## [Consigne 1]
D'après l'extrait fourni, dans quel lieu de Zurich le journaliste devait-il donner sa conférence ?

Invité par le Comité Palestine Zurich, il arrive vendredi dans la ville suisse et passe la journée en vrai touriste : il achète du chocolat, se balade au bord du lac et déguste une raclette. Le lendemain, il doit donner sa conférence au lieu alternatif “La laverie centrale” à Zurich.
Tout aurait dû se passer sans encombre, s’il n’y avait pas eu l’intervention d’un élu cantonal (régional) de Zurich. Mario Fehr, chef de la sécurité dans le canton interpelle la police sur la présence, selon lui, d’un “islamiste pro-Hamas”. L’homme est influent et un pro-sioniste notoire, ex-socialiste, il est surnommé “le shérif zurichois”. Il alerte les autorités fédérales et se confie à la NZZ (Neue Zürcher Zeitung), le journal de droite très influent en suisse alémanique. "Nous ne voulons pas d'un islamiste antisémite qui appelle à la violence en Suisse," explique-t-il.
Sans avoir commis aucune infraction, le journaliste palestino-américain est arrêté en pleine rue, menotté et emmené au poste de police sans trop savoir ce qu’on lui reproche. Lors de son interrogatoire, les policiers l’informent qu’il est interdit de séjour en Suisse à cause de la situation à Gaza, sa présence peut “engendrer un risque de radicalisation”.
Une arrestation musclée en pleine rue
Depuis les États-Unis, il a dénoncé, ces 15 derniers mois, sans relâche, la rhétorique israélienne, la guerre génocidaire, le blocus sur l’aide humanitaire, les frappes sans distinction sur les civils, les destructions d'hôpitaux, les tortures faites aux prisonniers. Habitué des plateaux de télévision, il est devenu une voix qui dérange.

## [Données présentées]
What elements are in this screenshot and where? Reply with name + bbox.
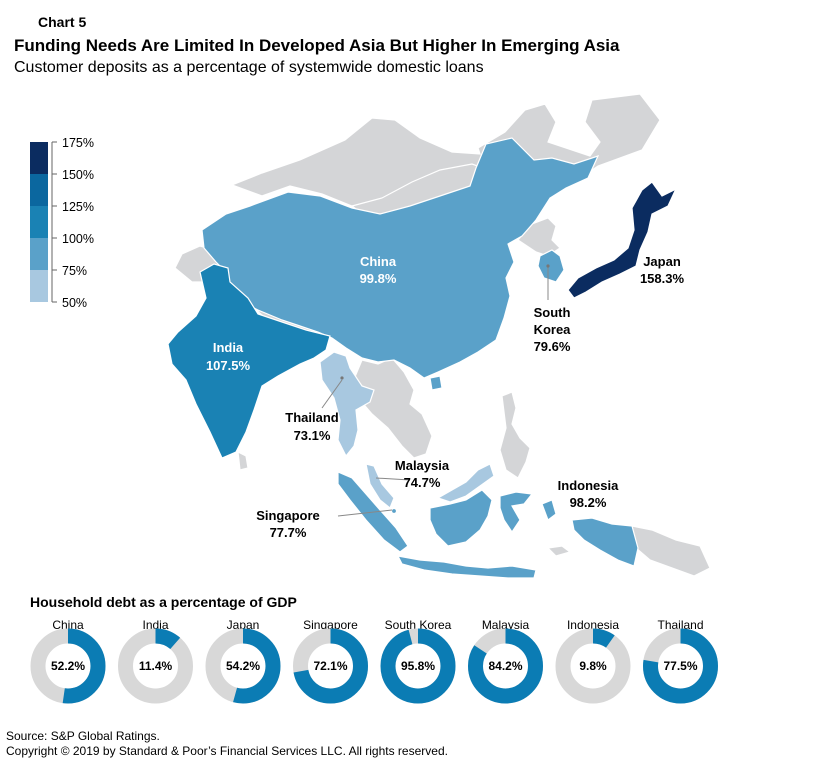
malaysia-value-label: 74.7% [404, 475, 441, 490]
donut-japan: Japan 54.2% [205, 618, 281, 704]
indonesia-sulawesi [499, 491, 534, 534]
south-korea-region [537, 249, 565, 283]
donut-category-label: Singapore [303, 618, 358, 632]
donut-value-arc [380, 628, 456, 704]
donut-value-arc [205, 628, 281, 704]
singapore-region [390, 507, 398, 515]
korea-name-label-1: South [534, 305, 571, 320]
philippines-region [499, 391, 531, 479]
donut-category-label: China [52, 618, 84, 632]
donut-value-label: 9.8% [579, 659, 607, 673]
indonesia-name-label: Indonesia [558, 478, 619, 493]
sri-lanka-region [237, 450, 249, 471]
indonesia-region [337, 471, 639, 579]
donut-china: China 52.2% [30, 618, 106, 704]
korea-leader-dot [546, 264, 550, 268]
donut-charts: China 52.2% India 11.4% Japan 54.2% Singapore 7… [30, 618, 718, 704]
donut-value-arc [30, 628, 106, 704]
indonesia-java [396, 555, 537, 579]
donut-category-label: Japan [227, 618, 260, 632]
donut-category-label: Indonesia [567, 618, 619, 632]
singapore-value-label: 77.7% [270, 525, 307, 540]
donut-category-label: Thailand [657, 618, 703, 632]
legend-swatch-100-125 [30, 206, 48, 238]
singapore-name-label: Singapore [256, 508, 320, 523]
china-value-label: 99.8% [360, 271, 397, 286]
donut-value-arc [555, 628, 631, 704]
legend-swatch-125-150 [30, 174, 48, 206]
legend-swatch-75-100 [30, 238, 48, 270]
donut-value-label: 84.2% [488, 659, 522, 673]
donut-value-label: 52.2% [51, 659, 85, 673]
india-name-label: India [213, 340, 244, 355]
legend-tick-3: 100% [62, 232, 94, 246]
timor-region [546, 545, 572, 557]
korea-name-label-2: Korea [534, 322, 572, 337]
copyright-note: Copyright © 2019 by Standard & Poor’s Fi… [6, 744, 448, 758]
donut-indonesia: Indonesia 9.8% [555, 618, 631, 704]
legend-swatch-150-175 [30, 142, 48, 174]
india-value-label: 107.5% [206, 358, 251, 373]
legend-tick-0: 175% [62, 136, 94, 150]
indonesia-maluku [541, 499, 557, 521]
donut-south-korea: South Korea 95.8% [380, 618, 456, 704]
legend-swatch-50-75 [30, 270, 48, 302]
donut-malaysia: Malaysia 84.2% [468, 618, 543, 704]
donut-section-title: Household debt as a percentage of GDP [30, 594, 297, 610]
legend-tick-5: 50% [62, 296, 87, 310]
malaysia-leader-line [375, 477, 411, 481]
thailand-leader-line [321, 379, 343, 409]
donut-category-label: India [142, 618, 168, 632]
legend: 175% 150% 125% 100% 75% 50% [30, 136, 94, 310]
map-svg: 175% 150% 125% 100% 75% 50% [30, 93, 711, 579]
donut-category-label: South Korea [385, 618, 452, 632]
japan-region [567, 179, 681, 299]
japan-name-label: Japan [643, 254, 681, 269]
donut-value-label: 72.1% [313, 659, 347, 673]
chart-subtitle: Customer deposits as a percentage of sys… [14, 59, 484, 76]
png-region [631, 525, 711, 577]
china-hainan-region [429, 375, 443, 391]
north-korea-region [517, 217, 561, 257]
china-region [201, 137, 600, 379]
legend-tick-1: 150% [62, 168, 94, 182]
donut-value-label: 54.2% [226, 659, 260, 673]
donut-value-arc [293, 628, 368, 704]
japan-value-label: 158.3% [640, 271, 685, 286]
indochina-region [351, 357, 433, 459]
donut-thailand: Thailand 77.5% [643, 618, 718, 704]
malaysia-borneo-region [436, 463, 495, 503]
malaysia-name-label: Malaysia [395, 458, 450, 473]
donut-value-arc [643, 628, 718, 704]
donut-value-label: 11.4% [139, 659, 173, 673]
china-name-label: China [360, 254, 397, 269]
thailand-leader-dot [340, 376, 344, 380]
malaysia-region [365, 463, 395, 509]
thailand-name-label: Thailand [285, 410, 339, 425]
legend-tick-2: 125% [62, 200, 94, 214]
chart-number: Chart 5 [38, 14, 87, 30]
indonesia-kalimantan [429, 489, 493, 547]
indonesia-value-label: 98.2% [570, 495, 607, 510]
singapore-leader-line [337, 509, 393, 517]
donut-value-label: 77.5% [663, 659, 697, 673]
legend-tick-4: 75% [62, 264, 87, 278]
india-region [167, 263, 331, 459]
source-note: Source: S&P Global Ratings. [6, 729, 160, 743]
donut-value-label: 95.8% [401, 659, 435, 673]
donut-value-arc [468, 628, 543, 704]
chart-title: Funding Needs Are Limited In Developed A… [14, 36, 620, 55]
indonesia-papua [571, 517, 639, 567]
korea-value-label: 79.6% [534, 339, 571, 354]
donut-singapore: Singapore 72.1% [293, 618, 368, 704]
thailand-region [319, 351, 375, 458]
donut-india: India 11.4% [118, 618, 193, 704]
thailand-value-label: 73.1% [294, 428, 331, 443]
donut-value-arc [118, 628, 193, 704]
donut-category-label: Malaysia [482, 618, 530, 632]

## [Consigne 2]
Relevez toutes les lignes qui contiennent la chaîne "percentage", en tenant compte de la casse.

## [Réponse attendue 1]
Au lieu alternatif « La laverie centrale ».

## [Réponse attendue 2]
donut-section-title: Household debt as a percentage of GDP [30, 594, 297, 610]
chart-subtitle: Customer deposits as a percentage of sys… [14, 59, 484, 76]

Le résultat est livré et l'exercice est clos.